## SUPPLIED INFORMATION
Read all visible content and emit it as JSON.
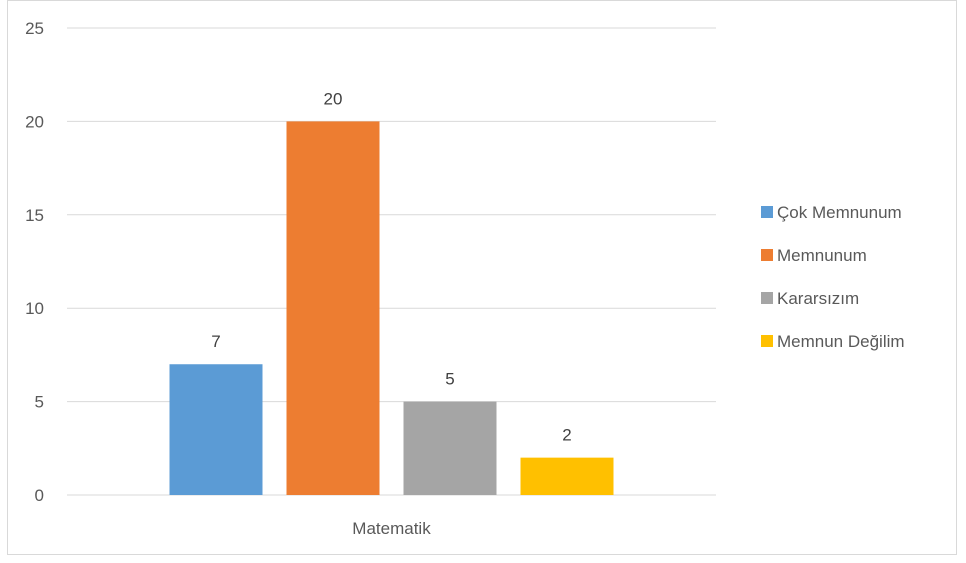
{
  "chart_data": {
    "type": "bar",
    "title": "",
    "xlabel": "",
    "ylabel": "",
    "categories": [
      "Matematik"
    ],
    "ylim": [
      0,
      25
    ],
    "yticks": [
      0,
      5,
      10,
      15,
      20,
      25
    ],
    "grid": true,
    "legend_position": "right",
    "series": [
      {
        "name": "Çok Memnunum",
        "values": [
          7
        ],
        "color": "#5b9bd5"
      },
      {
        "name": "Memnunum",
        "values": [
          20
        ],
        "color": "#ed7d31"
      },
      {
        "name": "Kararsızım",
        "values": [
          5
        ],
        "color": "#a5a5a5"
      },
      {
        "name": "Memnun Değilim",
        "values": [
          2
        ],
        "color": "#ffc000"
      }
    ],
    "data_labels": true
  }
}
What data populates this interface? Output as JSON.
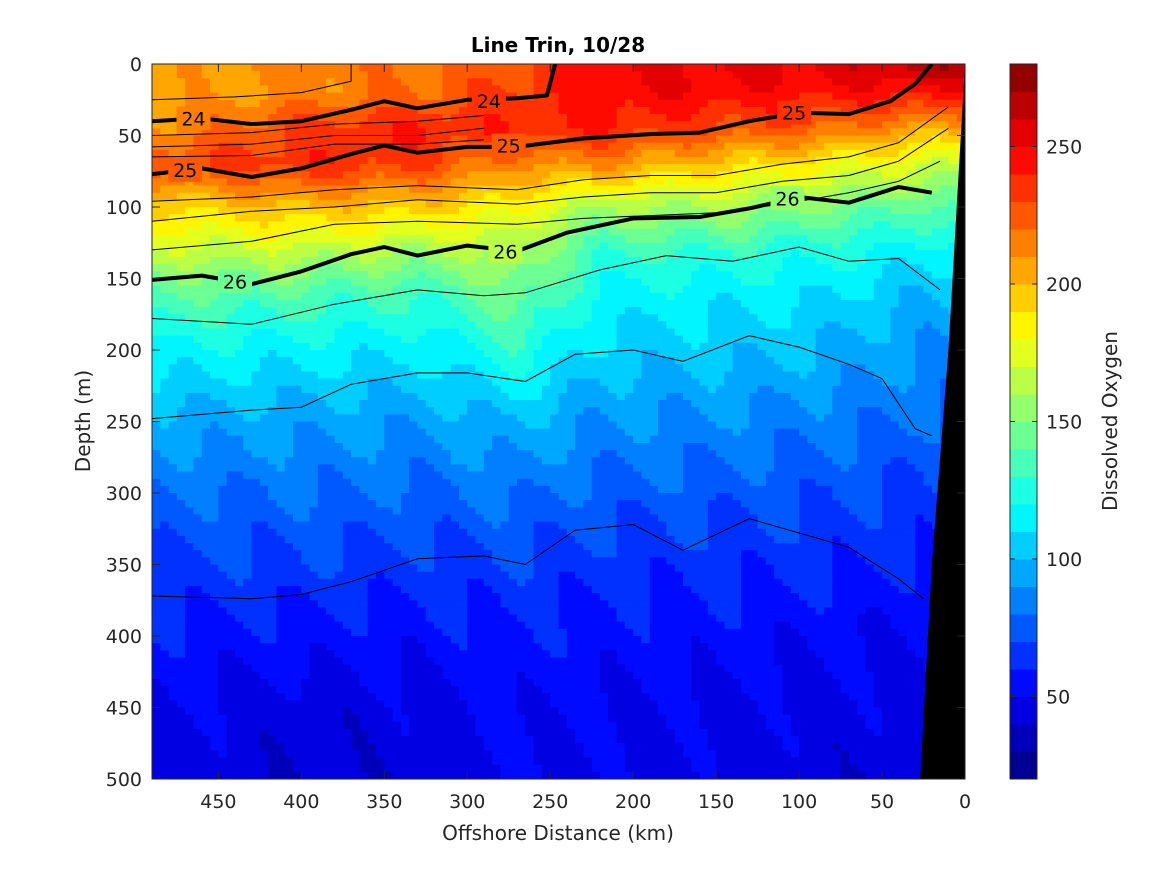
{
  "chart_data": {
    "type": "heatmap",
    "title": "Line Trin, 10/28",
    "xlabel": "Offshore Distance (km)",
    "ylabel": "Depth (m)",
    "colorbar_label": "Dissolved Oxygen",
    "xlim": [
      490,
      0
    ],
    "ylim": [
      0,
      500
    ],
    "x_reversed": true,
    "y_reversed": true,
    "x_ticks": [
      450,
      400,
      350,
      300,
      250,
      200,
      150,
      100,
      50,
      0
    ],
    "y_ticks": [
      0,
      50,
      100,
      150,
      200,
      250,
      300,
      350,
      400,
      450,
      500
    ],
    "colorbar_ticks": [
      50,
      100,
      150,
      200,
      250
    ],
    "clim": [
      20,
      280
    ],
    "colormap": "jet",
    "levels": 26,
    "oxygen_profiles": [
      {
        "x": 480,
        "depths": [
          0,
          20,
          45,
          70,
          100,
          130,
          160,
          200,
          250,
          300,
          350,
          400,
          450,
          500
        ],
        "values": [
          205,
          205,
          212,
          228,
          192,
          168,
          140,
          118,
          96,
          80,
          68,
          58,
          50,
          46
        ]
      },
      {
        "x": 400,
        "depths": [
          0,
          20,
          45,
          70,
          100,
          130,
          160,
          200,
          250,
          300,
          350,
          400,
          450,
          500
        ],
        "values": [
          215,
          212,
          232,
          238,
          200,
          168,
          138,
          115,
          94,
          80,
          68,
          56,
          44,
          42
        ]
      },
      {
        "x": 330,
        "depths": [
          0,
          20,
          45,
          70,
          100,
          130,
          160,
          200,
          250,
          300,
          350,
          400,
          450,
          500
        ],
        "values": [
          218,
          220,
          240,
          232,
          195,
          160,
          132,
          112,
          92,
          78,
          66,
          55,
          46,
          44
        ]
      },
      {
        "x": 270,
        "depths": [
          0,
          20,
          45,
          70,
          100,
          130,
          160,
          200,
          250,
          300,
          350,
          400,
          450,
          500
        ],
        "values": [
          228,
          232,
          238,
          212,
          182,
          162,
          148,
          128,
          100,
          82,
          68,
          58,
          52,
          50
        ]
      },
      {
        "x": 220,
        "depths": [
          0,
          20,
          45,
          70,
          100,
          130,
          160,
          200,
          250,
          300,
          350,
          400,
          450,
          500
        ],
        "values": [
          250,
          248,
          240,
          212,
          160,
          132,
          118,
          106,
          90,
          76,
          64,
          56,
          50,
          48
        ]
      },
      {
        "x": 150,
        "depths": [
          0,
          20,
          45,
          70,
          100,
          130,
          160,
          200,
          250,
          300,
          350,
          400,
          450,
          500
        ],
        "values": [
          252,
          248,
          230,
          195,
          160,
          130,
          115,
          104,
          88,
          75,
          63,
          55,
          48,
          46
        ]
      },
      {
        "x": 90,
        "depths": [
          0,
          20,
          45,
          70,
          100,
          130,
          160,
          200,
          250,
          300,
          350,
          400,
          450,
          500
        ],
        "values": [
          252,
          245,
          222,
          185,
          150,
          125,
          112,
          100,
          85,
          72,
          62,
          52,
          46,
          44
        ]
      },
      {
        "x": 20,
        "depths": [
          0,
          20,
          45,
          70,
          100,
          130,
          160,
          200,
          250,
          300,
          350,
          400,
          450,
          500
        ],
        "values": [
          268,
          245,
          205,
          170,
          140,
          115,
          100,
          90,
          78,
          68,
          58,
          50,
          46,
          44
        ]
      }
    ],
    "density_contours": [
      {
        "label": "24",
        "bold": true,
        "points": [
          [
            490,
            40
          ],
          [
            460,
            38
          ],
          [
            430,
            42
          ],
          [
            400,
            40
          ],
          [
            370,
            32
          ],
          [
            350,
            26
          ],
          [
            330,
            31
          ],
          [
            300,
            25
          ],
          [
            270,
            24
          ],
          [
            252,
            22
          ],
          [
            247,
            0
          ]
        ]
      },
      {
        "label": "25",
        "bold": true,
        "points": [
          [
            490,
            77
          ],
          [
            460,
            73
          ],
          [
            430,
            79
          ],
          [
            400,
            73
          ],
          [
            370,
            63
          ],
          [
            350,
            57
          ],
          [
            330,
            62
          ],
          [
            300,
            58
          ],
          [
            270,
            58
          ],
          [
            230,
            52
          ],
          [
            190,
            49
          ],
          [
            160,
            48
          ],
          [
            130,
            40
          ],
          [
            100,
            34
          ],
          [
            70,
            35
          ],
          [
            45,
            26
          ],
          [
            30,
            14
          ],
          [
            20,
            0
          ]
        ]
      },
      {
        "label": "26",
        "bold": true,
        "points": [
          [
            490,
            151
          ],
          [
            460,
            148
          ],
          [
            430,
            154
          ],
          [
            400,
            145
          ],
          [
            370,
            133
          ],
          [
            350,
            128
          ],
          [
            330,
            134
          ],
          [
            300,
            127
          ],
          [
            270,
            131
          ],
          [
            240,
            118
          ],
          [
            200,
            108
          ],
          [
            160,
            107
          ],
          [
            130,
            101
          ],
          [
            100,
            93
          ],
          [
            70,
            97
          ],
          [
            40,
            86
          ],
          [
            20,
            90
          ]
        ]
      }
    ],
    "thin_contours": [
      [
        [
          490,
          25
        ],
        [
          440,
          23
        ],
        [
          400,
          20
        ],
        [
          370,
          12
        ],
        [
          370,
          0
        ]
      ],
      [
        [
          490,
          50
        ],
        [
          430,
          48
        ],
        [
          380,
          42
        ],
        [
          330,
          40
        ],
        [
          290,
          36
        ]
      ],
      [
        [
          490,
          58
        ],
        [
          430,
          56
        ],
        [
          380,
          50
        ],
        [
          330,
          50
        ],
        [
          290,
          45
        ]
      ],
      [
        [
          490,
          65
        ],
        [
          430,
          64
        ],
        [
          380,
          56
        ],
        [
          330,
          56
        ],
        [
          290,
          53
        ]
      ],
      [
        [
          490,
          96
        ],
        [
          430,
          93
        ],
        [
          380,
          88
        ],
        [
          330,
          85
        ],
        [
          270,
          88
        ],
        [
          230,
          81
        ],
        [
          190,
          78
        ],
        [
          150,
          78
        ],
        [
          110,
          70
        ],
        [
          70,
          65
        ],
        [
          40,
          55
        ],
        [
          10,
          30
        ]
      ],
      [
        [
          490,
          110
        ],
        [
          430,
          103
        ],
        [
          380,
          100
        ],
        [
          330,
          95
        ],
        [
          270,
          98
        ],
        [
          230,
          93
        ],
        [
          190,
          90
        ],
        [
          150,
          90
        ],
        [
          110,
          82
        ],
        [
          70,
          78
        ],
        [
          40,
          68
        ],
        [
          10,
          45
        ]
      ],
      [
        [
          490,
          130
        ],
        [
          430,
          124
        ],
        [
          380,
          112
        ],
        [
          330,
          110
        ],
        [
          270,
          112
        ],
        [
          230,
          108
        ],
        [
          190,
          106
        ],
        [
          150,
          104
        ],
        [
          110,
          98
        ],
        [
          70,
          90
        ],
        [
          40,
          82
        ],
        [
          15,
          68
        ]
      ],
      [
        [
          490,
          178
        ],
        [
          430,
          182
        ],
        [
          380,
          168
        ],
        [
          330,
          158
        ],
        [
          290,
          162
        ],
        [
          265,
          160
        ],
        [
          220,
          144
        ],
        [
          180,
          134
        ],
        [
          140,
          138
        ],
        [
          100,
          128
        ],
        [
          70,
          138
        ],
        [
          40,
          136
        ],
        [
          15,
          158
        ]
      ],
      [
        [
          490,
          248
        ],
        [
          430,
          242
        ],
        [
          400,
          240
        ],
        [
          370,
          224
        ],
        [
          330,
          216
        ],
        [
          300,
          216
        ],
        [
          265,
          222
        ],
        [
          235,
          203
        ],
        [
          200,
          200
        ],
        [
          170,
          208
        ],
        [
          130,
          190
        ],
        [
          100,
          198
        ],
        [
          70,
          210
        ],
        [
          50,
          220
        ],
        [
          30,
          255
        ],
        [
          20,
          260
        ]
      ],
      [
        [
          490,
          372
        ],
        [
          430,
          374
        ],
        [
          400,
          371
        ],
        [
          370,
          362
        ],
        [
          330,
          346
        ],
        [
          290,
          344
        ],
        [
          265,
          350
        ],
        [
          235,
          326
        ],
        [
          200,
          322
        ],
        [
          170,
          340
        ],
        [
          130,
          318
        ],
        [
          100,
          328
        ],
        [
          70,
          338
        ],
        [
          40,
          360
        ],
        [
          25,
          374
        ]
      ]
    ],
    "bathymetry": {
      "color": "#000000",
      "points": [
        [
          27,
          500
        ],
        [
          20,
          350
        ],
        [
          10,
          200
        ],
        [
          5,
          100
        ],
        [
          0,
          0
        ]
      ]
    },
    "contour_label_positions": [
      {
        "label": "24",
        "x": 465,
        "y": 38
      },
      {
        "label": "24",
        "x": 287,
        "y": 26
      },
      {
        "label": "25",
        "x": 470,
        "y": 74
      },
      {
        "label": "25",
        "x": 275,
        "y": 57
      },
      {
        "label": "25",
        "x": 103,
        "y": 34
      },
      {
        "label": "26",
        "x": 440,
        "y": 152
      },
      {
        "label": "26",
        "x": 277,
        "y": 131
      },
      {
        "label": "26",
        "x": 107,
        "y": 94
      }
    ]
  }
}
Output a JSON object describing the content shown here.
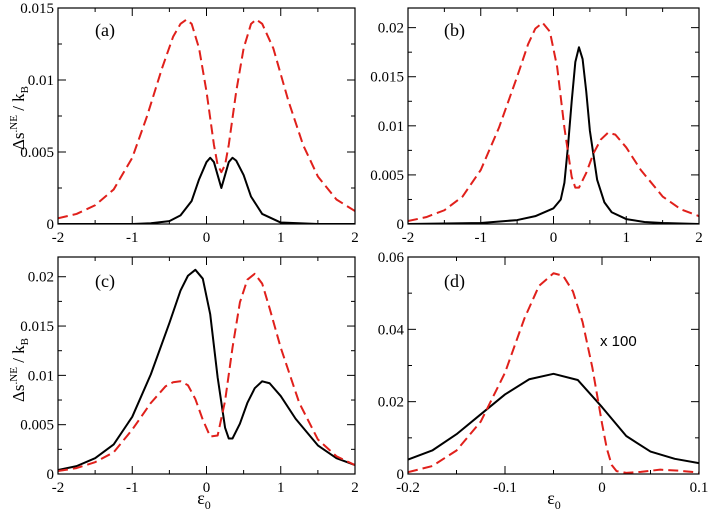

## EXERCISE DIRECTIONS
Each line that contains the string "true" counts once; report how many such lines the entries have, giving only the number.

## FINISHED ANSWER
7